• STATED PROBLEM
Pull out from the material below all lines with "evaluation".

**** RECORDS FOR THE TASK

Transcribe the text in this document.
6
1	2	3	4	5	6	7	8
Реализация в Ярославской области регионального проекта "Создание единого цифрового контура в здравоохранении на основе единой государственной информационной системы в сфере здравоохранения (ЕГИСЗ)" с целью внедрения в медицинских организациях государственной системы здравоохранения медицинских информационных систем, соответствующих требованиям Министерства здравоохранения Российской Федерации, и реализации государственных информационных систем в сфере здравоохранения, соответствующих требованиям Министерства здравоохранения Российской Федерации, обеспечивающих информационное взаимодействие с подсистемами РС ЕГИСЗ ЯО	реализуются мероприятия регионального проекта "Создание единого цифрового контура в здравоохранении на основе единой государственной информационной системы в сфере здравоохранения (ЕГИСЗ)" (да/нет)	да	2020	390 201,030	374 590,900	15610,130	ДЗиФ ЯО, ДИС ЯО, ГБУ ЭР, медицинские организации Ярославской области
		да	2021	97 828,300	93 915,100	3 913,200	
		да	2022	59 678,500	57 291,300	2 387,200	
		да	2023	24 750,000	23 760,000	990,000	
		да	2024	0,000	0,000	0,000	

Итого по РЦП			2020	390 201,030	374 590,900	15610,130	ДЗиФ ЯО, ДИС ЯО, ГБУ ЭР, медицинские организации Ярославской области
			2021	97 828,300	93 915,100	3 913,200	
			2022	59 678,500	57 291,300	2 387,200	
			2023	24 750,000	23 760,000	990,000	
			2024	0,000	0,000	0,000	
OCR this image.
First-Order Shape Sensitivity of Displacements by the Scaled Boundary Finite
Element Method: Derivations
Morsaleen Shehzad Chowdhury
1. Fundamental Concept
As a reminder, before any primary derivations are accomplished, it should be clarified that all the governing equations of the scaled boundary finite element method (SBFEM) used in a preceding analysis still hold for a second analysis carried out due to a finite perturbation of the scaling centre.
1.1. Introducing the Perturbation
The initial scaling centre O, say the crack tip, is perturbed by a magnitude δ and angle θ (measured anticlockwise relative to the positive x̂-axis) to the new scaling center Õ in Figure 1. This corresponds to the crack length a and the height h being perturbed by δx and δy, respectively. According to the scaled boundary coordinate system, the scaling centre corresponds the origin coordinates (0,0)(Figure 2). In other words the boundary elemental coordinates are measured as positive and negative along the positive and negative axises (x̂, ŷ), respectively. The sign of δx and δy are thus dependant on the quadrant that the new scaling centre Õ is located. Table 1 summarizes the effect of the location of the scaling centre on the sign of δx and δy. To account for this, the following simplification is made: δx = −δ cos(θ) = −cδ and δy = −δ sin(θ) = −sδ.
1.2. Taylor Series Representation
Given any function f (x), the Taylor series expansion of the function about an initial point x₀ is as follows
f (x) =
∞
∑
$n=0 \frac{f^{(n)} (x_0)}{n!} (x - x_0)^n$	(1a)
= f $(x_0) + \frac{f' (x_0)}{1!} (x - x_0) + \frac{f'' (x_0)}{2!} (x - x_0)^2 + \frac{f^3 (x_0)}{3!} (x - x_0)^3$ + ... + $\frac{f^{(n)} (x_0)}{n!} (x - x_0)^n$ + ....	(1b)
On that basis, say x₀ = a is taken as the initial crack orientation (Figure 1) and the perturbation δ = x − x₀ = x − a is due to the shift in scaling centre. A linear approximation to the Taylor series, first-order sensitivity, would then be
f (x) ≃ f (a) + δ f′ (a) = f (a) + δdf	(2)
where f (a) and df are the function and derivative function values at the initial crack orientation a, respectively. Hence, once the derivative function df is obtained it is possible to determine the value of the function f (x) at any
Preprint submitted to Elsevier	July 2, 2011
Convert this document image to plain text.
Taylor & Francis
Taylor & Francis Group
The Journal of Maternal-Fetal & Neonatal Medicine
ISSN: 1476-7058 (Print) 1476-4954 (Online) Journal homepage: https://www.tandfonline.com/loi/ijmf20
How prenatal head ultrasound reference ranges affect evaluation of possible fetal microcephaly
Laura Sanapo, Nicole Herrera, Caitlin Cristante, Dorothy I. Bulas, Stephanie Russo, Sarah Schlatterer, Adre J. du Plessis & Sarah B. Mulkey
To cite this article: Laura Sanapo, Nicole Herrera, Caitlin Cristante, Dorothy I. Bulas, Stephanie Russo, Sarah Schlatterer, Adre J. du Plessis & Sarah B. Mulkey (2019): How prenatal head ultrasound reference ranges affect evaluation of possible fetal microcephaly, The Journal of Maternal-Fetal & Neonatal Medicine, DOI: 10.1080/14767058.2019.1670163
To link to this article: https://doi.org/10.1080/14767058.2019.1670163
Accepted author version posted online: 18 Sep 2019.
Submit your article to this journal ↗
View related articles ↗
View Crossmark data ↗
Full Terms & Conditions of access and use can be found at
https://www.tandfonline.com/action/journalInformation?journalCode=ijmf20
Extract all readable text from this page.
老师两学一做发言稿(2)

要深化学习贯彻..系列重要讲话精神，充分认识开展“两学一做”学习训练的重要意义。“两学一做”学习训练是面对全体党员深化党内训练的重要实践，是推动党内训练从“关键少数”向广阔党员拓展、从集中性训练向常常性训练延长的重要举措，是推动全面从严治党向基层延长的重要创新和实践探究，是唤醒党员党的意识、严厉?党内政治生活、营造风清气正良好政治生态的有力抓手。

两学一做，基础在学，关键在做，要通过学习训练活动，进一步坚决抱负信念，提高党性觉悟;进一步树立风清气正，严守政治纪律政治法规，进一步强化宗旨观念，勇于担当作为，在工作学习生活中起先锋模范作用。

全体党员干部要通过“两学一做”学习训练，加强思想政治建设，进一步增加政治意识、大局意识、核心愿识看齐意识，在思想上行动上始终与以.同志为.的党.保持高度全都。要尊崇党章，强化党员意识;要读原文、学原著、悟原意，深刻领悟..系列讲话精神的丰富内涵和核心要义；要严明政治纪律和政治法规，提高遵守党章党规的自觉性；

********

• COMPLETE ANSWER
How prenatal head ultrasound reference ranges affect evaluation of possible fetal microcephaly
To cite this article: Laura Sanapo, Nicole Herrera, Caitlin Cristante, Dorothy I. Bulas, Stephanie Russo, Sarah Schlatterer, Adre J. du Plessis & Sarah B. Mulkey (2019): How prenatal head ultrasound reference ranges affect evaluation of possible fetal microcephaly, The Journal of Maternal-Fetal & Neonatal Medicine, DOI: 10.1080/14767058.2019.1670163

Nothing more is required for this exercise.